Data listing:
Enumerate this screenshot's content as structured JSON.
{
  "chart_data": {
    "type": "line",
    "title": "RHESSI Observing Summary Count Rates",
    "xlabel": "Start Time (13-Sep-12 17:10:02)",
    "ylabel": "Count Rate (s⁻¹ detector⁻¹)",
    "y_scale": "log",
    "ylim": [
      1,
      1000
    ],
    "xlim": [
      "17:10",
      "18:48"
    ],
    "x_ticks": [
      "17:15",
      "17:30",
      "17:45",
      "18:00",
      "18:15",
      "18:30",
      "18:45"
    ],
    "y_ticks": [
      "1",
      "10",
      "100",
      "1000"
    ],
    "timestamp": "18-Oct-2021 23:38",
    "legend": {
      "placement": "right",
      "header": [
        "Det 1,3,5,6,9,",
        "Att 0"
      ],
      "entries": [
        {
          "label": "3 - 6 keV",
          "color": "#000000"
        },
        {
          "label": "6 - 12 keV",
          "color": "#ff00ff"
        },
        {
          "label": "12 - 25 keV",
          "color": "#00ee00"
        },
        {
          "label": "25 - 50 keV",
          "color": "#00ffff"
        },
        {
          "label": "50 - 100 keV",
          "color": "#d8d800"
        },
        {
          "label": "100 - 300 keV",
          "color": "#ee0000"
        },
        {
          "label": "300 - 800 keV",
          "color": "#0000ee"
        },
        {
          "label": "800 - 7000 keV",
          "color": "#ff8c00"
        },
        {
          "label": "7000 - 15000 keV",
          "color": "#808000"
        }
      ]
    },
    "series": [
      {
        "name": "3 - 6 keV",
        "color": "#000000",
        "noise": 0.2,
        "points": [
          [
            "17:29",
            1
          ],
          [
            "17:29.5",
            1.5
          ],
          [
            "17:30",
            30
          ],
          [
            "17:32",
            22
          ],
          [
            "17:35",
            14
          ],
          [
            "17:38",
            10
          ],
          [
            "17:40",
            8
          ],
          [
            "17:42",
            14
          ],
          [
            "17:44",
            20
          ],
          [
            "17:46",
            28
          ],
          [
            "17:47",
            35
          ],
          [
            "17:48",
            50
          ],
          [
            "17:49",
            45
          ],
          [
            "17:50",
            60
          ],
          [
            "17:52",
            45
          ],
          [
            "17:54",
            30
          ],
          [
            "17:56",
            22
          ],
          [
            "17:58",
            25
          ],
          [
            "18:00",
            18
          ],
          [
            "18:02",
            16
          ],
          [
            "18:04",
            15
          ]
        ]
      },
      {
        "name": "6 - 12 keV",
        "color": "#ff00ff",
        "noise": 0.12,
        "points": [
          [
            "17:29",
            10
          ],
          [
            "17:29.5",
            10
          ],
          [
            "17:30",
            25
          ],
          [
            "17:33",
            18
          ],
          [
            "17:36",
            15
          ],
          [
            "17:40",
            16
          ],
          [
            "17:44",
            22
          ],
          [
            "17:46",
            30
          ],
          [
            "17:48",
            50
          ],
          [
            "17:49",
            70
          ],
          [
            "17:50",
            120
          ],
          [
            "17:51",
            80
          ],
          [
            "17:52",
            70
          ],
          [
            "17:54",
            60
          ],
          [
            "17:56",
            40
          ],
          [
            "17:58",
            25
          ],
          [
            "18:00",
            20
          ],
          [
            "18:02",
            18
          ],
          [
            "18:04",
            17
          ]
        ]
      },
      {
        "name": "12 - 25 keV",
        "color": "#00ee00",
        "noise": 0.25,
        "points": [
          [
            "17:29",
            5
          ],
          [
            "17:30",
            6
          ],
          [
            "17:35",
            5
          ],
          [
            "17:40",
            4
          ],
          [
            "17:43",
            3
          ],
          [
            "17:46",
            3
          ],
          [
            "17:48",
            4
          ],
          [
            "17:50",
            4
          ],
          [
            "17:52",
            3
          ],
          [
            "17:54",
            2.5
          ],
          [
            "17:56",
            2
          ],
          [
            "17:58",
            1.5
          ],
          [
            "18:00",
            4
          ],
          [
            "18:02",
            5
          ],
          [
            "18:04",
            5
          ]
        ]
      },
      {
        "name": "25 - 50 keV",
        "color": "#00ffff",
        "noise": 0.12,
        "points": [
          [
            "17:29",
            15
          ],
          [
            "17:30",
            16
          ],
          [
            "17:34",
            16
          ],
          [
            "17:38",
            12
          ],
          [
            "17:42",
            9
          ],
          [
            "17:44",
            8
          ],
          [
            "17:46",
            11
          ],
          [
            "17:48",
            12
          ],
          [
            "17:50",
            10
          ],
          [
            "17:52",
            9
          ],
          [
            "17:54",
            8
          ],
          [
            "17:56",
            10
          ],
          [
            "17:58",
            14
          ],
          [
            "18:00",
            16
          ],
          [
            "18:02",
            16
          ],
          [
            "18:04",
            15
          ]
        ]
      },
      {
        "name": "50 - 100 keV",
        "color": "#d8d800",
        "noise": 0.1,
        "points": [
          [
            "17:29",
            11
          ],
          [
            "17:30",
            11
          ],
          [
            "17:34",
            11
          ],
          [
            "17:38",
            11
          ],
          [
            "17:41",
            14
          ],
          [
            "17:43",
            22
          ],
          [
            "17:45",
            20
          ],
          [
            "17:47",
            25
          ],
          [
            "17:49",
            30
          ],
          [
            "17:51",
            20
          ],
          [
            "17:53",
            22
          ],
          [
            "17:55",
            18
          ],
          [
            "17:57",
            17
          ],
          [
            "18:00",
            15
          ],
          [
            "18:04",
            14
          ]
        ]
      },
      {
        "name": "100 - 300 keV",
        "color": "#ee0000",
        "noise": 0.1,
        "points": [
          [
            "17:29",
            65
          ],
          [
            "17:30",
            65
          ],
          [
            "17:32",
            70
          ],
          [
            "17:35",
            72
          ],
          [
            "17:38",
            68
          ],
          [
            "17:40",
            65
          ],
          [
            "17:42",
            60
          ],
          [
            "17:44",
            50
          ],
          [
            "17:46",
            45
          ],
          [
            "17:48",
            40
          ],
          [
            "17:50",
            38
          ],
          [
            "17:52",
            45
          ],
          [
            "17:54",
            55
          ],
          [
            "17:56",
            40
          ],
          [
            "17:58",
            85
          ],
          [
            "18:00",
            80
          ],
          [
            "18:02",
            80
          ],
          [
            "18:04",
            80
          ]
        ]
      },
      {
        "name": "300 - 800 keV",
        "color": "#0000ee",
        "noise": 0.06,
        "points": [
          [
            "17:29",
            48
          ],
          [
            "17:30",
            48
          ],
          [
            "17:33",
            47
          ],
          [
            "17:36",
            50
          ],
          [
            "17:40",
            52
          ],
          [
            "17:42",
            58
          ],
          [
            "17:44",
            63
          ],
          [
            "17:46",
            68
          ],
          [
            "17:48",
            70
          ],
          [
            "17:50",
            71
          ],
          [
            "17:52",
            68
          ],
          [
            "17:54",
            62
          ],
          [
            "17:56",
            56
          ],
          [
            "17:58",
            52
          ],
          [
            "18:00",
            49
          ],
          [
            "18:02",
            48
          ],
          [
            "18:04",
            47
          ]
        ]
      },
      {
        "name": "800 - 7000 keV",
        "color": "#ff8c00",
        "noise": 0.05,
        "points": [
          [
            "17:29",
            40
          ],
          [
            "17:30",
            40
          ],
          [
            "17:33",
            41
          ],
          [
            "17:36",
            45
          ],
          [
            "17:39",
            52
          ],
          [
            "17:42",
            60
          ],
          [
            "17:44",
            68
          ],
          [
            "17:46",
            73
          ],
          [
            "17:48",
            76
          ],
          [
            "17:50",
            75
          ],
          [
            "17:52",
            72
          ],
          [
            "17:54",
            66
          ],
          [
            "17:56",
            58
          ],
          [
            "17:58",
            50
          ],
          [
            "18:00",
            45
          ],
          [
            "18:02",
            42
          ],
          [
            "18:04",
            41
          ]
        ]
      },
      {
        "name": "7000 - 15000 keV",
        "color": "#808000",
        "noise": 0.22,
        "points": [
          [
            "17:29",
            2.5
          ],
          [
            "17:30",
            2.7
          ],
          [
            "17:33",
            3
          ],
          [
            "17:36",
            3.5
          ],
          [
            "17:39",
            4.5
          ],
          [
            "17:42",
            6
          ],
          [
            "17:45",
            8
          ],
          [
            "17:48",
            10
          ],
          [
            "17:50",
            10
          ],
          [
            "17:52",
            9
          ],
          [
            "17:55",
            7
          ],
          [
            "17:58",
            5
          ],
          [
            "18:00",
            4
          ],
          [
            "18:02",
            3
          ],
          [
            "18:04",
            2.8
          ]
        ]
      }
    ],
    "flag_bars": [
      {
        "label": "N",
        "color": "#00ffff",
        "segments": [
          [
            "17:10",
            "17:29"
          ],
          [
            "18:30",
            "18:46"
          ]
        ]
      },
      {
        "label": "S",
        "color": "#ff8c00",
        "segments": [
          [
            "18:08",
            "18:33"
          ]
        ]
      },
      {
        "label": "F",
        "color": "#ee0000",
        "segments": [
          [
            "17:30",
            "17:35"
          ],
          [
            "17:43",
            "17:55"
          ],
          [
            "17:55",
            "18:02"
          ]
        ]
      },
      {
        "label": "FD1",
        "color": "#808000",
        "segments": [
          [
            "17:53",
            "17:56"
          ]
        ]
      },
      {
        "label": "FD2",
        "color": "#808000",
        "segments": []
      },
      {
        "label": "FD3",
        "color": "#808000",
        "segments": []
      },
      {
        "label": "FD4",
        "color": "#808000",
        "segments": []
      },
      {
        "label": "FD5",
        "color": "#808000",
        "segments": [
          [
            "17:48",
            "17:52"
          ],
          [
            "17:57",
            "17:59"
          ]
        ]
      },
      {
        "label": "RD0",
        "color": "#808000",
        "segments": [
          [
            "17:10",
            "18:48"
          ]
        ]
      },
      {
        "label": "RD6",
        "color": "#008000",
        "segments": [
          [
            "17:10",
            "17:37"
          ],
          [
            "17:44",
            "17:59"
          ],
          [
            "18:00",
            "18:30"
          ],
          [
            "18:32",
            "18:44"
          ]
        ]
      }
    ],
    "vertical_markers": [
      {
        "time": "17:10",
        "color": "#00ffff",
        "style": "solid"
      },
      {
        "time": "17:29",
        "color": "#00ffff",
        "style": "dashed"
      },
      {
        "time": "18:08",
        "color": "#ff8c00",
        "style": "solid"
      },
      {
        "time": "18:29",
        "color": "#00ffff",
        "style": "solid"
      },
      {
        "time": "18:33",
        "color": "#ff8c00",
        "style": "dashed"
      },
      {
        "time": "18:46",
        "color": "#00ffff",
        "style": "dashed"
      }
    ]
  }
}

**Goal**
Lines that hold the word "Count" are the ones to return, every one of them.

**Worked answer**
    "title": "RHESSI Observing Summary Count Rates",
    "ylabel": "Count Rate (s⁻¹ detector⁻¹)",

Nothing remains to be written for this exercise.